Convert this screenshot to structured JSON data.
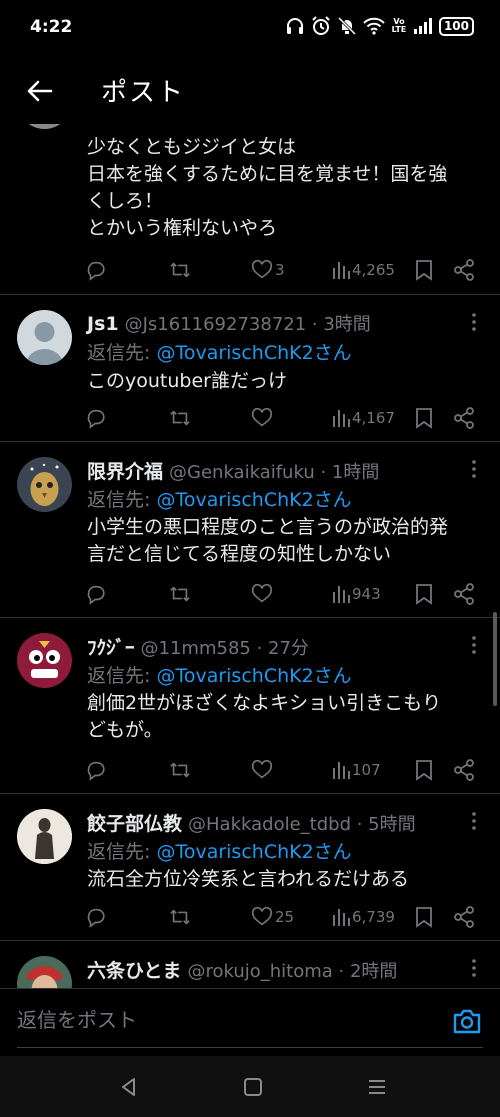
{
  "status_bar": {
    "time": "4:22",
    "battery": "100",
    "network_label": "Vo LTE"
  },
  "header": {
    "title": "ポスト"
  },
  "posts": [
    {
      "body": [
        "少なくともジジイと女は",
        "日本を強くするために目を覚ませ！国を強",
        "くしろ！",
        "とかいう権利ないやろ"
      ],
      "likes": "3",
      "views": "4,265"
    },
    {
      "author": "Js1",
      "handle": "@Js1611692738721 · 3時間",
      "reply_prefix": "返信先: ",
      "reply_to": "@TovarischChK2さん",
      "body": [
        "このyoutuber誰だっけ"
      ],
      "likes": "",
      "views": "4,167"
    },
    {
      "author": "限界介福",
      "handle": "@Genkaikaifuku · 1時間",
      "reply_prefix": "返信先: ",
      "reply_to": "@TovarischChK2さん",
      "body": [
        "小学生の悪口程度のこと言うのが政治的発",
        "言だと信じてる程度の知性しかない"
      ],
      "likes": "",
      "views": "943"
    },
    {
      "author": "ﾌｸｼﾞｰ",
      "handle": "@11mm585 · 27分",
      "reply_prefix": "返信先: ",
      "reply_to": "@TovarischChK2さん",
      "body": [
        "創価2世がほざくなよキショい引きこもり",
        "どもが。"
      ],
      "likes": "",
      "views": "107"
    },
    {
      "author": "餃子部仏教",
      "handle": "@Hakkadole_tdbd · 5時間",
      "reply_prefix": "返信先: ",
      "reply_to": "@TovarischChK2さん",
      "body": [
        "流石全方位冷笑系と言われるだけある"
      ],
      "likes": "25",
      "views": "6,739"
    },
    {
      "author": "六条ひとま",
      "handle": "@rokujo_hitoma · 2時間"
    }
  ],
  "reply_bar": {
    "placeholder": "返信をポスト"
  },
  "icons": {
    "reply": "reply-icon",
    "repost": "repost-icon",
    "like": "like-icon",
    "views": "views-icon",
    "bookmark": "bookmark-icon",
    "share": "share-icon",
    "camera": "camera-icon",
    "back": "back-arrow-icon"
  },
  "colors": {
    "background": "#000000",
    "text": "#e7e9ea",
    "muted": "#71767b",
    "link": "#1d9bf0"
  }
}
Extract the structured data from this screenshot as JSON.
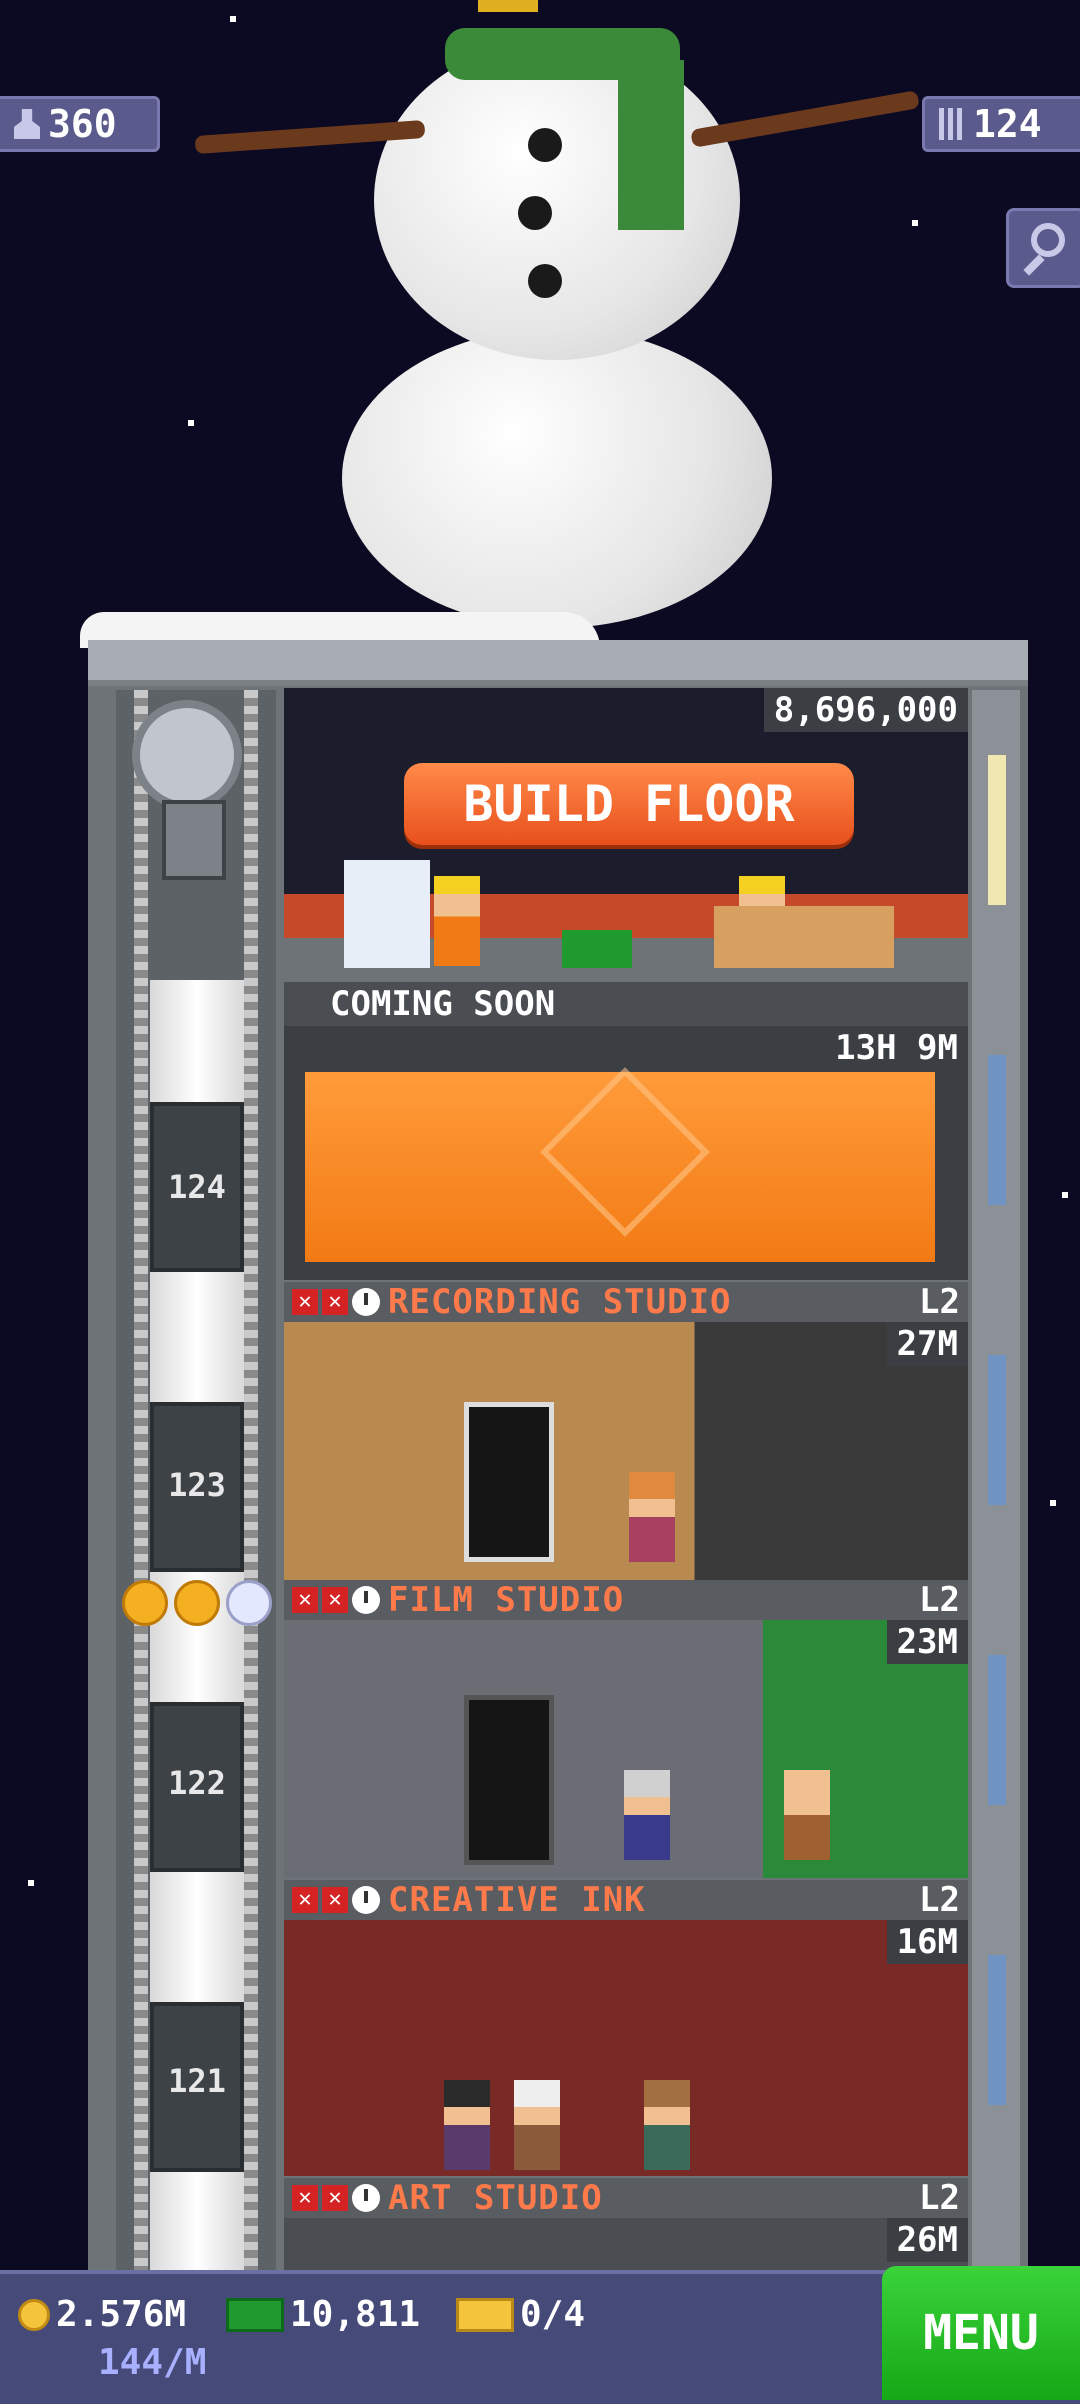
{
  "top": {
    "population": "360",
    "floors": "124"
  },
  "build": {
    "price": "8,696,000",
    "button_label": "BUILD FLOOR",
    "coming_soon": "COMING SOON"
  },
  "construction": {
    "timer": "13H 9M",
    "floor_number": "124"
  },
  "floors": [
    {
      "name": "RECORDING STUDIO",
      "level": "L2",
      "price": "27M",
      "number": "123"
    },
    {
      "name": "FILM STUDIO",
      "level": "L2",
      "price": "23M",
      "number": "122"
    },
    {
      "name": "CREATIVE INK",
      "level": "L2",
      "price": "16M",
      "number": "121"
    },
    {
      "name": "ART STUDIO",
      "level": "L2",
      "price": "26M"
    }
  ],
  "bottom": {
    "coins": "2.576M",
    "rate": "144/M",
    "bux": "10,811",
    "tickets": "0/4",
    "menu_label": "MENU"
  },
  "colors": {
    "sky": "#0c0a22",
    "floor_name": "#ff7a4a",
    "build_button": "#e8501c",
    "menu_button": "#16a816"
  }
}
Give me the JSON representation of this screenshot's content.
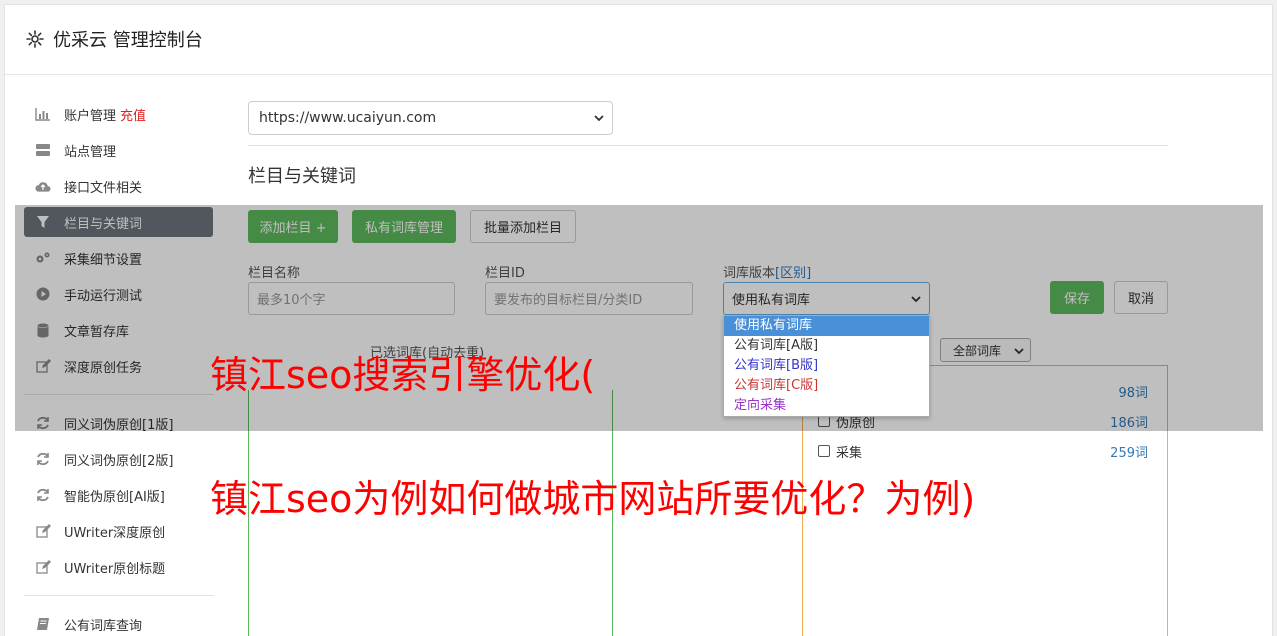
{
  "header": {
    "title": "优采云 管理控制台",
    "icon": "gear-icon"
  },
  "sidebar": {
    "items": [
      {
        "label": "账户管理",
        "badge": "充值",
        "icon": "bar-chart-icon"
      },
      {
        "label": "站点管理",
        "icon": "server-icon"
      },
      {
        "label": "接口文件相关",
        "icon": "cloud-upload-icon"
      },
      {
        "label": "栏目与关键词",
        "icon": "filter-icon",
        "active": true
      },
      {
        "label": "采集细节设置",
        "icon": "gears-icon"
      },
      {
        "label": "手动运行测试",
        "icon": "play-circle-icon"
      },
      {
        "label": "文章暂存库",
        "icon": "database-icon"
      },
      {
        "label": "深度原创任务",
        "icon": "edit-icon"
      },
      {
        "label": "同义词伪原创[1版]",
        "icon": "refresh-icon"
      },
      {
        "label": "同义词伪原创[2版]",
        "icon": "refresh-icon"
      },
      {
        "label": "智能伪原创[AI版]",
        "icon": "refresh-icon"
      },
      {
        "label": "UWriter深度原创",
        "icon": "edit-icon"
      },
      {
        "label": "UWriter原创标题",
        "icon": "edit-icon"
      },
      {
        "label": "公有词库查询",
        "icon": "book-icon"
      }
    ]
  },
  "main": {
    "site_select_value": "https://www.ucaiyun.com",
    "section_title": "栏目与关键词",
    "buttons": {
      "add_column": "添加栏目 +",
      "private_lib": "私有词库管理",
      "bulk_add": "批量添加栏目",
      "save": "保存",
      "cancel": "取消"
    },
    "fields": {
      "column_name_label": "栏目名称",
      "column_name_placeholder": "最多10个字",
      "column_id_label": "栏目ID",
      "column_id_placeholder": "要发布的目标栏目/分类ID",
      "lib_version_label": "词库版本",
      "lib_version_link": "[区别]",
      "lib_version_value": "使用私有词库"
    },
    "dropdown_options": [
      {
        "label": "使用私有词库",
        "color": "#ffffff",
        "selected": true
      },
      {
        "label": "公有词库[A版]",
        "color": "#333333"
      },
      {
        "label": "公有词库[B版]",
        "color": "#3333cc"
      },
      {
        "label": "公有词库[C版]",
        "color": "#cc3333"
      },
      {
        "label": "定向采集",
        "color": "#9933cc"
      }
    ],
    "dup_label": "已选词库(自动去重)",
    "filter_select_value": "全部词库",
    "categories": [
      {
        "name": "",
        "count": "98词"
      },
      {
        "name": "伪原创",
        "count": "186词"
      },
      {
        "name": "采集",
        "count": "259词"
      }
    ]
  },
  "headlines": {
    "line1": "镇江seo搜索引擎优化(",
    "line2": "镇江seo为例如何做城市网站所要优化？为例)"
  },
  "colors": {
    "accent_green": "#5cb85c",
    "active_nav": "#6c757d",
    "headline_red": "#ff0000"
  }
}
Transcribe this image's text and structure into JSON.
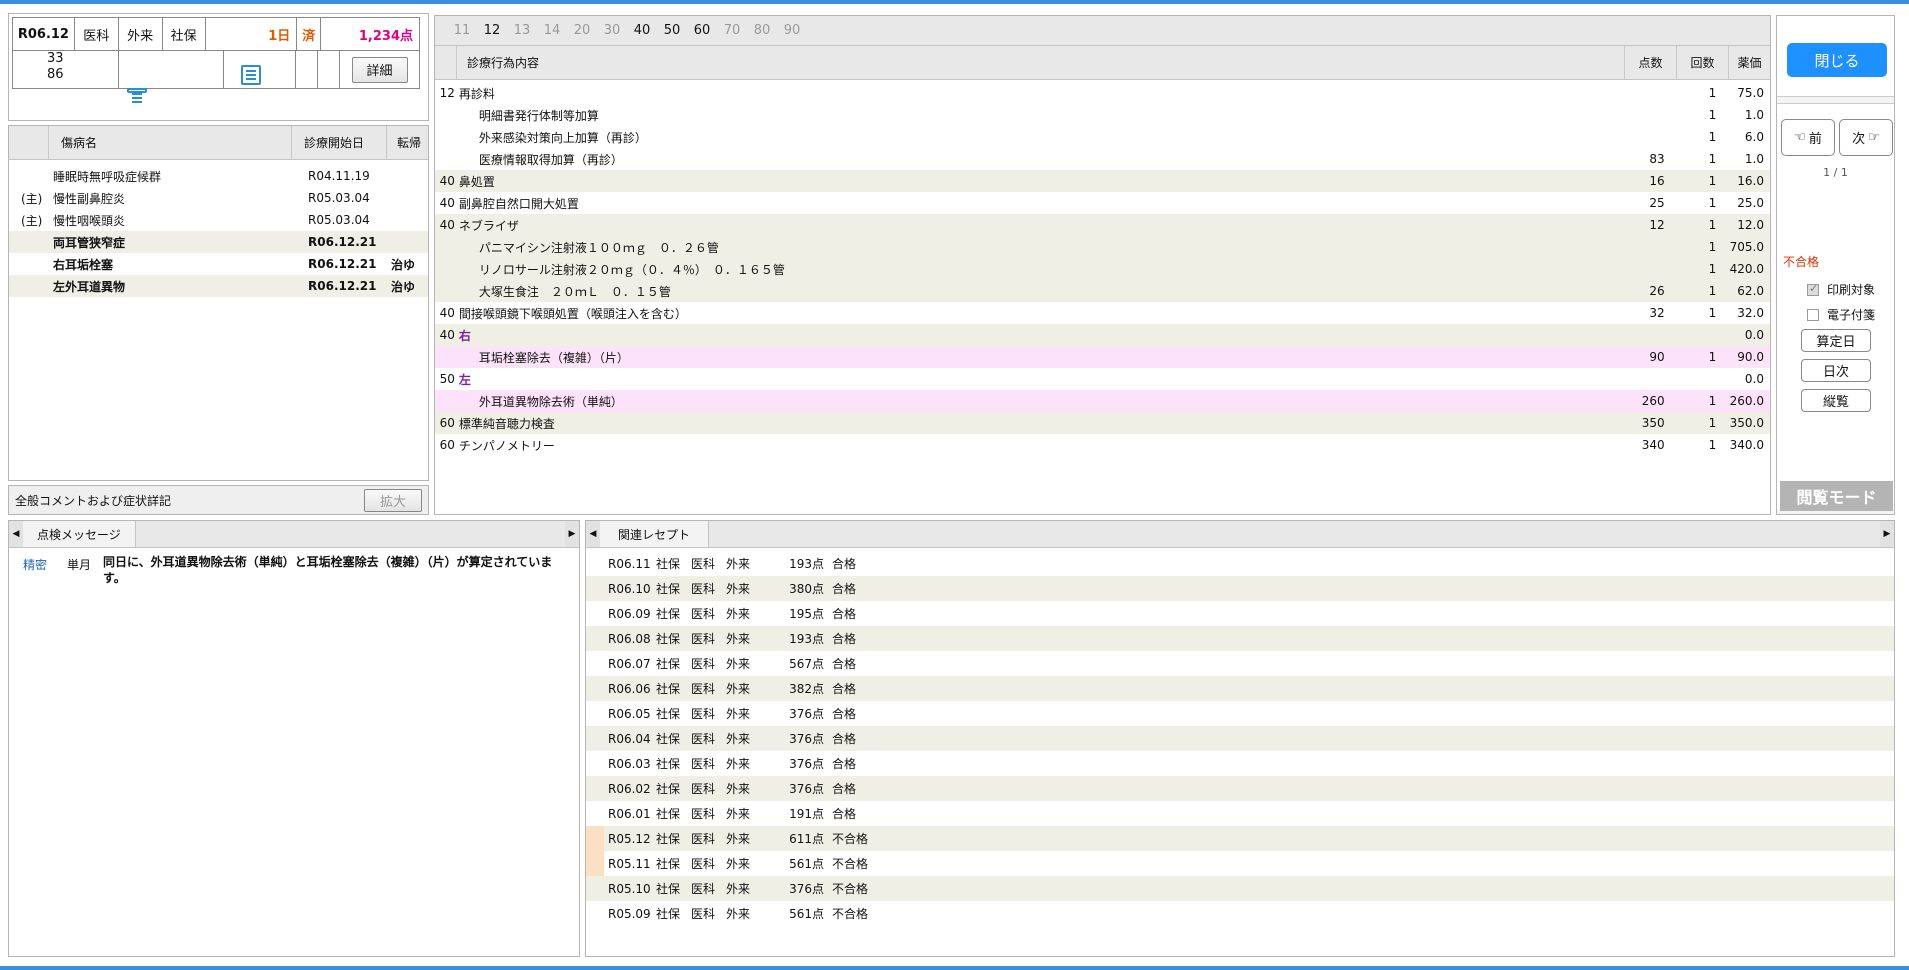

◆ ◆ ◆ ◆ ◆

## EXERCISE INSTRUCTIONS
Quote in full the listing given above; the images are to be left out.

## TASK ANSWER
Convert this screenshot to structured JSON data.
{
  "status_bar": {
    "time": "4:22",
    "battery": "100",
    "network_label": "Vo LTE"
  },
  "header": {
    "title": "ポスト"
  },
  "posts": [
    {
      "body": [
        "少なくともジジイと女は",
        "日本を強くするために目を覚ませ！国を強",
        "くしろ！",
        "とかいう権利ないやろ"
      ],
      "likes": "3",
      "views": "4,265"
    },
    {
      "author": "Js1",
      "handle": "@Js1611692738721 · 3時間",
      "reply_prefix": "返信先: ",
      "reply_to": "@TovarischChK2さん",
      "body": [
        "このyoutuber誰だっけ"
      ],
      "likes": "",
      "views": "4,167"
    },
    {
      "author": "限界介福",
      "handle": "@Genkaikaifuku · 1時間",
      "reply_prefix": "返信先: ",
      "reply_to": "@TovarischChK2さん",
      "body": [
        "小学生の悪口程度のこと言うのが政治的発",
        "言だと信じてる程度の知性しかない"
      ],
      "likes": "",
      "views": "943"
    },
    {
      "author": "ﾌｸｼﾞｰ",
      "handle": "@11mm585 · 27分",
      "reply_prefix": "返信先: ",
      "reply_to": "@TovarischChK2さん",
      "body": [
        "創価2世がほざくなよキショい引きこもり",
        "どもが。"
      ],
      "likes": "",
      "views": "107"
    },
    {
      "author": "餃子部仏教",
      "handle": "@Hakkadole_tdbd · 5時間",
      "reply_prefix": "返信先: ",
      "reply_to": "@TovarischChK2さん",
      "body": [
        "流石全方位冷笑系と言われるだけある"
      ],
      "likes": "25",
      "views": "6,739"
    },
    {
      "author": "六条ひとま",
      "handle": "@rokujo_hitoma · 2時間"
    }
  ],
  "reply_bar": {
    "placeholder": "返信をポスト"
  },
  "icons": {
    "reply": "reply-icon",
    "repost": "repost-icon",
    "like": "like-icon",
    "views": "views-icon",
    "bookmark": "bookmark-icon",
    "share": "share-icon",
    "camera": "camera-icon",
    "back": "back-arrow-icon"
  },
  "colors": {
    "background": "#000000",
    "text": "#e7e9ea",
    "muted": "#71767b",
    "link": "#1d9bf0"
  }
}
Extract the structured data from this screenshot as JSON.
{
  "top": {
    "population": "360",
    "floors": "124"
  },
  "build": {
    "price": "8,696,000",
    "button_label": "BUILD FLOOR",
    "coming_soon": "COMING SOON"
  },
  "construction": {
    "timer": "13H 9M",
    "floor_number": "124"
  },
  "floors": [
    {
      "name": "RECORDING STUDIO",
      "level": "L2",
      "price": "27M",
      "number": "123"
    },
    {
      "name": "FILM STUDIO",
      "level": "L2",
      "price": "23M",
      "number": "122"
    },
    {
      "name": "CREATIVE INK",
      "level": "L2",
      "price": "16M",
      "number": "121"
    },
    {
      "name": "ART STUDIO",
      "level": "L2",
      "price": "26M"
    }
  ],
  "bottom": {
    "coins": "2.576M",
    "rate": "144/M",
    "bux": "10,811",
    "tickets": "0/4",
    "menu_label": "MENU"
  },
  "colors": {
    "sky": "#0c0a22",
    "floor_name": "#ff7a4a",
    "build_button": "#e8501c",
    "menu_button": "#16a816"
  }
}
Give me the JSON representation of this screenshot's content.
{
  "header": {
    "title": "优采云 管理控制台",
    "icon": "gear-icon"
  },
  "sidebar": {
    "items": [
      {
        "label": "账户管理",
        "badge": "充值",
        "icon": "bar-chart-icon"
      },
      {
        "label": "站点管理",
        "icon": "server-icon"
      },
      {
        "label": "接口文件相关",
        "icon": "cloud-upload-icon"
      },
      {
        "label": "栏目与关键词",
        "icon": "filter-icon",
        "active": true
      },
      {
        "label": "采集细节设置",
        "icon": "gears-icon"
      },
      {
        "label": "手动运行测试",
        "icon": "play-circle-icon"
      },
      {
        "label": "文章暂存库",
        "icon": "database-icon"
      },
      {
        "label": "深度原创任务",
        "icon": "edit-icon"
      },
      {
        "label": "同义词伪原创[1版]",
        "icon": "refresh-icon"
      },
      {
        "label": "同义词伪原创[2版]",
        "icon": "refresh-icon"
      },
      {
        "label": "智能伪原创[AI版]",
        "icon": "refresh-icon"
      },
      {
        "label": "UWriter深度原创",
        "icon": "edit-icon"
      },
      {
        "label": "UWriter原创标题",
        "icon": "edit-icon"
      },
      {
        "label": "公有词库查询",
        "icon": "book-icon"
      }
    ]
  },
  "main": {
    "site_select_value": "https://www.ucaiyun.com",
    "section_title": "栏目与关键词",
    "buttons": {
      "add_column": "添加栏目 +",
      "private_lib": "私有词库管理",
      "bulk_add": "批量添加栏目",
      "save": "保存",
      "cancel": "取消"
    },
    "fields": {
      "column_name_label": "栏目名称",
      "column_name_placeholder": "最多10个字",
      "column_id_label": "栏目ID",
      "column_id_placeholder": "要发布的目标栏目/分类ID",
      "lib_version_label": "词库版本",
      "lib_version_link": "[区别]",
      "lib_version_value": "使用私有词库"
    },
    "dropdown_options": [
      {
        "label": "使用私有词库",
        "color": "#ffffff",
        "selected": true
      },
      {
        "label": "公有词库[A版]",
        "color": "#333333"
      },
      {
        "label": "公有词库[B版]",
        "color": "#3333cc"
      },
      {
        "label": "公有词库[C版]",
        "color": "#cc3333"
      },
      {
        "label": "定向采集",
        "color": "#9933cc"
      }
    ],
    "dup_label": "已选词库(自动去重)",
    "filter_select_value": "全部词库",
    "categories": [
      {
        "name": "",
        "count": "98词"
      },
      {
        "name": "伪原创",
        "count": "186词"
      },
      {
        "name": "采集",
        "count": "259词"
      }
    ]
  },
  "headlines": {
    "line1": "镇江seo搜索引擎优化(",
    "line2": "镇江seo为例如何做城市网站所要优化？为例)"
  },
  "colors": {
    "accent_green": "#5cb85c",
    "active_nav": "#6c757d",
    "headline_red": "#ff0000"
  }
}
Transcribe this image's text and structure into JSON.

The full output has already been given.